>> start

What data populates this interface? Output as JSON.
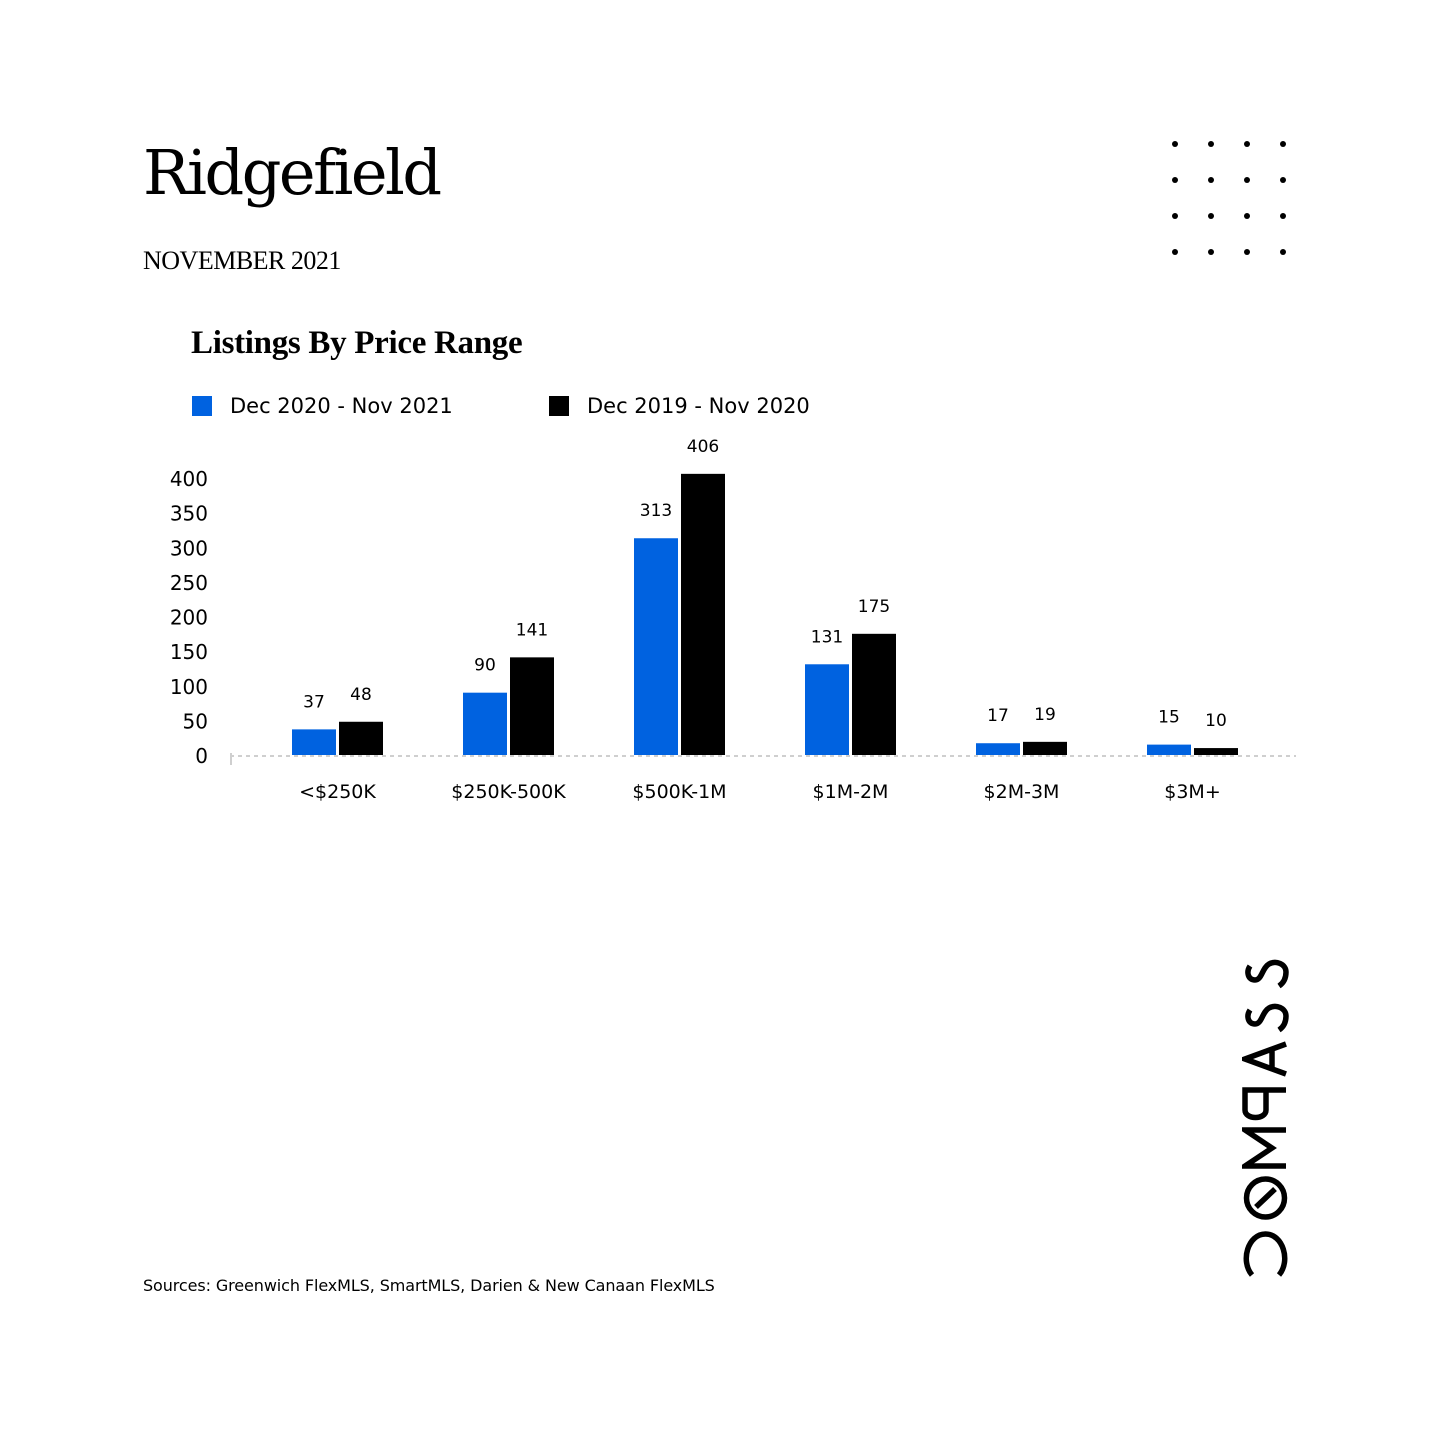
{
  "header": {
    "title": "Ridgefield",
    "subtitle": "NOVEMBER 2021"
  },
  "chart_data": {
    "type": "bar",
    "title": "Listings By Price Range",
    "xlabel": "",
    "ylabel": "",
    "categories": [
      "<$250K",
      "$250K-500K",
      "$500K-1M",
      "$1M-2M",
      "$2M-3M",
      "$3M+"
    ],
    "series": [
      {
        "name": "Dec 2020 - Nov 2021",
        "color": "#0062E0",
        "values": [
          37,
          90,
          313,
          131,
          17,
          15
        ]
      },
      {
        "name": "Dec 2019 - Nov 2020",
        "color": "#000000",
        "values": [
          48,
          141,
          406,
          175,
          19,
          10
        ]
      }
    ],
    "yticks": [
      "0",
      "50",
      "100",
      "150",
      "200",
      "250",
      "300",
      "350",
      "400"
    ],
    "ylim": [
      0,
      400
    ],
    "grid": false,
    "legend_position": "top-left"
  },
  "footer": {
    "source": "Sources: Greenwich FlexMLS, SmartMLS, Darien & New Canaan FlexMLS"
  },
  "brand": {
    "logo_text": "COMPASS",
    "logo_icon": "compass-logo-icon",
    "decor_icon": "dot-grid-icon"
  }
}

>> end

STATED TASK - Copy all of the entries verbatim, leaving out any pictures they contain.

TASK RESULT -
What data populates this interface? Output as JSON.
{
  "header": {
    "title": "Ridgefield",
    "subtitle": "NOVEMBER 2021"
  },
  "chart_data": {
    "type": "bar",
    "title": "Listings By Price Range",
    "xlabel": "",
    "ylabel": "",
    "categories": [
      "<$250K",
      "$250K-500K",
      "$500K-1M",
      "$1M-2M",
      "$2M-3M",
      "$3M+"
    ],
    "series": [
      {
        "name": "Dec 2020 - Nov 2021",
        "color": "#0062E0",
        "values": [
          37,
          90,
          313,
          131,
          17,
          15
        ]
      },
      {
        "name": "Dec 2019 - Nov 2020",
        "color": "#000000",
        "values": [
          48,
          141,
          406,
          175,
          19,
          10
        ]
      }
    ],
    "yticks": [
      "0",
      "50",
      "100",
      "150",
      "200",
      "250",
      "300",
      "350",
      "400"
    ],
    "ylim": [
      0,
      400
    ],
    "grid": false,
    "legend_position": "top-left"
  },
  "footer": {
    "source": "Sources: Greenwich FlexMLS, SmartMLS, Darien & New Canaan FlexMLS"
  },
  "brand": {
    "logo_text": "COMPASS",
    "logo_icon": "compass-logo-icon",
    "decor_icon": "dot-grid-icon"
  }
}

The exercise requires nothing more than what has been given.